**Aim:** Gather every line of the entries that includes the word "from".

**Available records:**
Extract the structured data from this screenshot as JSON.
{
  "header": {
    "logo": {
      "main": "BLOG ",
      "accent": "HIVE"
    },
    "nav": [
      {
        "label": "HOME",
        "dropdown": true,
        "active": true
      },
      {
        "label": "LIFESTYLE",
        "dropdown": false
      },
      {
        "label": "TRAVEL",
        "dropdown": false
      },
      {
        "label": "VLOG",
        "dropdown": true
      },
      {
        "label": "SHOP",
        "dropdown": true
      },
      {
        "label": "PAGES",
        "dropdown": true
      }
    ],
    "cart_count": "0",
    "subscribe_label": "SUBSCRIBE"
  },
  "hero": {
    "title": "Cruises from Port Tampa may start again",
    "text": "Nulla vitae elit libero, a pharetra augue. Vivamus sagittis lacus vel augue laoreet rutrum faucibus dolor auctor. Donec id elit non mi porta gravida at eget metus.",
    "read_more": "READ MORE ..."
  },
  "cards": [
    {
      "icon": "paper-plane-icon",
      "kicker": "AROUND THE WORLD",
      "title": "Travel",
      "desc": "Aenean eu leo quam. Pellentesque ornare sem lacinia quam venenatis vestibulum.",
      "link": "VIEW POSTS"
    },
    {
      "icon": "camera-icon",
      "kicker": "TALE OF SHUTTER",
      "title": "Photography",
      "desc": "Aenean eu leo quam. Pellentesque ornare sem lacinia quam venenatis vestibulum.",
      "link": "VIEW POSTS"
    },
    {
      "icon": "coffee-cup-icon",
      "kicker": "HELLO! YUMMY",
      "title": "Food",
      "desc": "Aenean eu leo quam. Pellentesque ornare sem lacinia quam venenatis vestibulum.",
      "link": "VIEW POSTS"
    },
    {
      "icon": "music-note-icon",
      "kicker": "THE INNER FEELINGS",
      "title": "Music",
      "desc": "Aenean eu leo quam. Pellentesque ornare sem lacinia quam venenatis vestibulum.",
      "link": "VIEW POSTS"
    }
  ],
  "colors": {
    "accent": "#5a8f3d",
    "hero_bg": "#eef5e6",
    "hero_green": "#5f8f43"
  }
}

**Complete answer:**
Extract the structured data from this screenshot as JSON.
    "title": "Cruises from Port Tampa may start again",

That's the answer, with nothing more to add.